TASK OBJECTIVE - Transcribe each record below word for word.

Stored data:
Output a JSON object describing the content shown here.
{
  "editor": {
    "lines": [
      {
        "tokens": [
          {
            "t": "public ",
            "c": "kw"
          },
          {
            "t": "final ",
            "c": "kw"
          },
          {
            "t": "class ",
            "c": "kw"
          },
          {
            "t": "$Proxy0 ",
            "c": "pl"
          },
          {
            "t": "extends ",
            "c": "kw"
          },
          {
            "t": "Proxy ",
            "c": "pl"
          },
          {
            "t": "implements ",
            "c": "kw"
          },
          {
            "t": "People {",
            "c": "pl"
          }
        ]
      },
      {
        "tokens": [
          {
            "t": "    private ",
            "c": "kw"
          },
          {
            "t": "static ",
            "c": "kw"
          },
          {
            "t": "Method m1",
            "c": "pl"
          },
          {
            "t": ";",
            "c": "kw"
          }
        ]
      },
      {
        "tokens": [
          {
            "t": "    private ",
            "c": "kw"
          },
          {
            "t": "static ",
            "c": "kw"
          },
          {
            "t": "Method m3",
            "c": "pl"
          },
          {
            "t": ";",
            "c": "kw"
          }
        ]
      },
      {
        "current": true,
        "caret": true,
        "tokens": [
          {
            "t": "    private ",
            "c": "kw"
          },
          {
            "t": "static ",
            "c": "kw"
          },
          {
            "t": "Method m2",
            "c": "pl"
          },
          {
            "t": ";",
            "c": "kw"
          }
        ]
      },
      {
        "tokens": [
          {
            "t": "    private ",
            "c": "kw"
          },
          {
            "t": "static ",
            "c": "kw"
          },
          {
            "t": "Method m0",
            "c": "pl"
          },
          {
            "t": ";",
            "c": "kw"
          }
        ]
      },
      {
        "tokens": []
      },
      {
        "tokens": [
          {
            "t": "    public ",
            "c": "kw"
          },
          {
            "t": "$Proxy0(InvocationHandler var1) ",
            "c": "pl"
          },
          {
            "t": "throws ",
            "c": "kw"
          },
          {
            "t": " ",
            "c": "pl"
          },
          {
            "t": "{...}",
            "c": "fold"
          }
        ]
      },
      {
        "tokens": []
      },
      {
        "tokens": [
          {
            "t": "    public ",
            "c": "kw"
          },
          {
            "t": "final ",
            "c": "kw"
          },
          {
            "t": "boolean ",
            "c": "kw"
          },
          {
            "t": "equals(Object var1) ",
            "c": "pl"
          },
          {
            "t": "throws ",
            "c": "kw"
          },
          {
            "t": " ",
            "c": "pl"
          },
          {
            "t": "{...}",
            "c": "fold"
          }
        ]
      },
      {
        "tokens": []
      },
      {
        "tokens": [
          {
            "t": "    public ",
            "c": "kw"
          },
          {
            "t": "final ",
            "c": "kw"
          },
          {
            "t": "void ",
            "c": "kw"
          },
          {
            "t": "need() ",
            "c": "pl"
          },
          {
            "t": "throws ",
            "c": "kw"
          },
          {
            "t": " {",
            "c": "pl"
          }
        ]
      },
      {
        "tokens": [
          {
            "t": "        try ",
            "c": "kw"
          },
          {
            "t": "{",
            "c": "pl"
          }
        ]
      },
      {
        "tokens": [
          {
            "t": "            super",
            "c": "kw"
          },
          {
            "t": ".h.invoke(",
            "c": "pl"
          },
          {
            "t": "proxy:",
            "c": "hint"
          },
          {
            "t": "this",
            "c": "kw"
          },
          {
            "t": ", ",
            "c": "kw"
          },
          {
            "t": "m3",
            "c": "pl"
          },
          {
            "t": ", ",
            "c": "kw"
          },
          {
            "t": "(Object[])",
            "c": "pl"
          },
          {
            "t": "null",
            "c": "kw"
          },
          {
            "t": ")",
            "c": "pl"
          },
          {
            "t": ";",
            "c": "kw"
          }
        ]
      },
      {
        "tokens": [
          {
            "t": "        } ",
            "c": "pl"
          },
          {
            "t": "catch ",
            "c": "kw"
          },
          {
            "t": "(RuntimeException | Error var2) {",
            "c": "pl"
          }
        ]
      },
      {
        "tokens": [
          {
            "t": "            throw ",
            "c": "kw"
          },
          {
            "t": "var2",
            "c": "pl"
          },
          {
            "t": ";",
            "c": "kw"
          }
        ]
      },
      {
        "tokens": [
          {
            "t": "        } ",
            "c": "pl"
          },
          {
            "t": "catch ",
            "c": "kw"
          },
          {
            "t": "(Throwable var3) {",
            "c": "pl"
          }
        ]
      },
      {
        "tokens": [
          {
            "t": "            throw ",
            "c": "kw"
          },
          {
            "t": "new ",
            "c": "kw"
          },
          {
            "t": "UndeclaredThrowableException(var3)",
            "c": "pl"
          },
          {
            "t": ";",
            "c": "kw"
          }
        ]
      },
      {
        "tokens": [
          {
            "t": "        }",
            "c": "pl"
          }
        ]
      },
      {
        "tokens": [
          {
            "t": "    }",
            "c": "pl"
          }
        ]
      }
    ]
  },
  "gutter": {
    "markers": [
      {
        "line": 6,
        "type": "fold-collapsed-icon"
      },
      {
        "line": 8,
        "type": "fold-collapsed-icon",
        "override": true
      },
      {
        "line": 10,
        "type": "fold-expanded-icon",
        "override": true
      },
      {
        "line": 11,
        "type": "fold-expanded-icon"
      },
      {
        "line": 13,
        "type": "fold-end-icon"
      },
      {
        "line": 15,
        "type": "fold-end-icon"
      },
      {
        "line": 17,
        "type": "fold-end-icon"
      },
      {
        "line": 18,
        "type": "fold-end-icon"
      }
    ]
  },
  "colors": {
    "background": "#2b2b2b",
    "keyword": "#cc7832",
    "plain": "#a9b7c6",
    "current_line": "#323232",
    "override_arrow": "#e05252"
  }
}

ANSWER TO THIS TASK -
Output a JSON object describing the content shown here.
{
  "editor": {
    "lines": [
      {
        "tokens": [
          {
            "t": "public ",
            "c": "kw"
          },
          {
            "t": "final ",
            "c": "kw"
          },
          {
            "t": "class ",
            "c": "kw"
          },
          {
            "t": "$Proxy0 ",
            "c": "pl"
          },
          {
            "t": "extends ",
            "c": "kw"
          },
          {
            "t": "Proxy ",
            "c": "pl"
          },
          {
            "t": "implements ",
            "c": "kw"
          },
          {
            "t": "People {",
            "c": "pl"
          }
        ]
      },
      {
        "tokens": [
          {
            "t": "    private ",
            "c": "kw"
          },
          {
            "t": "static ",
            "c": "kw"
          },
          {
            "t": "Method m1",
            "c": "pl"
          },
          {
            "t": ";",
            "c": "kw"
          }
        ]
      },
      {
        "tokens": [
          {
            "t": "    private ",
            "c": "kw"
          },
          {
            "t": "static ",
            "c": "kw"
          },
          {
            "t": "Method m3",
            "c": "pl"
          },
          {
            "t": ";",
            "c": "kw"
          }
        ]
      },
      {
        "current": true,
        "caret": true,
        "tokens": [
          {
            "t": "    private ",
            "c": "kw"
          },
          {
            "t": "static ",
            "c": "kw"
          },
          {
            "t": "Method m2",
            "c": "pl"
          },
          {
            "t": ";",
            "c": "kw"
          }
        ]
      },
      {
        "tokens": [
          {
            "t": "    private ",
            "c": "kw"
          },
          {
            "t": "static ",
            "c": "kw"
          },
          {
            "t": "Method m0",
            "c": "pl"
          },
          {
            "t": ";",
            "c": "kw"
          }
        ]
      },
      {
        "tokens": []
      },
      {
        "tokens": [
          {
            "t": "    public ",
            "c": "kw"
          },
          {
            "t": "$Proxy0(InvocationHandler var1) ",
            "c": "pl"
          },
          {
            "t": "throws ",
            "c": "kw"
          },
          {
            "t": " ",
            "c": "pl"
          },
          {
            "t": "{...}",
            "c": "fold"
          }
        ]
      },
      {
        "tokens": []
      },
      {
        "tokens": [
          {
            "t": "    public ",
            "c": "kw"
          },
          {
            "t": "final ",
            "c": "kw"
          },
          {
            "t": "boolean ",
            "c": "kw"
          },
          {
            "t": "equals(Object var1) ",
            "c": "pl"
          },
          {
            "t": "throws ",
            "c": "kw"
          },
          {
            "t": " ",
            "c": "pl"
          },
          {
            "t": "{...}",
            "c": "fold"
          }
        ]
      },
      {
        "tokens": []
      },
      {
        "tokens": [
          {
            "t": "    public ",
            "c": "kw"
          },
          {
            "t": "final ",
            "c": "kw"
          },
          {
            "t": "void ",
            "c": "kw"
          },
          {
            "t": "need() ",
            "c": "pl"
          },
          {
            "t": "throws ",
            "c": "kw"
          },
          {
            "t": " {",
            "c": "pl"
          }
        ]
      },
      {
        "tokens": [
          {
            "t": "        try ",
            "c": "kw"
          },
          {
            "t": "{",
            "c": "pl"
          }
        ]
      },
      {
        "tokens": [
          {
            "t": "            super",
            "c": "kw"
          },
          {
            "t": ".h.invoke(",
            "c": "pl"
          },
          {
            "t": "proxy:",
            "c": "hint"
          },
          {
            "t": "this",
            "c": "kw"
          },
          {
            "t": ", ",
            "c": "kw"
          },
          {
            "t": "m3",
            "c": "pl"
          },
          {
            "t": ", ",
            "c": "kw"
          },
          {
            "t": "(Object[])",
            "c": "pl"
          },
          {
            "t": "null",
            "c": "kw"
          },
          {
            "t": ")",
            "c": "pl"
          },
          {
            "t": ";",
            "c": "kw"
          }
        ]
      },
      {
        "tokens": [
          {
            "t": "        } ",
            "c": "pl"
          },
          {
            "t": "catch ",
            "c": "kw"
          },
          {
            "t": "(RuntimeException | Error var2) {",
            "c": "pl"
          }
        ]
      },
      {
        "tokens": [
          {
            "t": "            throw ",
            "c": "kw"
          },
          {
            "t": "var2",
            "c": "pl"
          },
          {
            "t": ";",
            "c": "kw"
          }
        ]
      },
      {
        "tokens": [
          {
            "t": "        } ",
            "c": "pl"
          },
          {
            "t": "catch ",
            "c": "kw"
          },
          {
            "t": "(Throwable var3) {",
            "c": "pl"
          }
        ]
      },
      {
        "tokens": [
          {
            "t": "            throw ",
            "c": "kw"
          },
          {
            "t": "new ",
            "c": "kw"
          },
          {
            "t": "UndeclaredThrowableException(var3)",
            "c": "pl"
          },
          {
            "t": ";",
            "c": "kw"
          }
        ]
      },
      {
        "tokens": [
          {
            "t": "        }",
            "c": "pl"
          }
        ]
      },
      {
        "tokens": [
          {
            "t": "    }",
            "c": "pl"
          }
        ]
      }
    ]
  },
  "gutter": {
    "markers": [
      {
        "line": 6,
        "type": "fold-collapsed-icon"
      },
      {
        "line": 8,
        "type": "fold-collapsed-icon",
        "override": true
      },
      {
        "line": 10,
        "type": "fold-expanded-icon",
        "override": true
      },
      {
        "line": 11,
        "type": "fold-expanded-icon"
      },
      {
        "line": 13,
        "type": "fold-end-icon"
      },
      {
        "line": 15,
        "type": "fold-end-icon"
      },
      {
        "line": 17,
        "type": "fold-end-icon"
      },
      {
        "line": 18,
        "type": "fold-end-icon"
      }
    ]
  },
  "colors": {
    "background": "#2b2b2b",
    "keyword": "#cc7832",
    "plain": "#a9b7c6",
    "current_line": "#323232",
    "override_arrow": "#e05252"
  }
}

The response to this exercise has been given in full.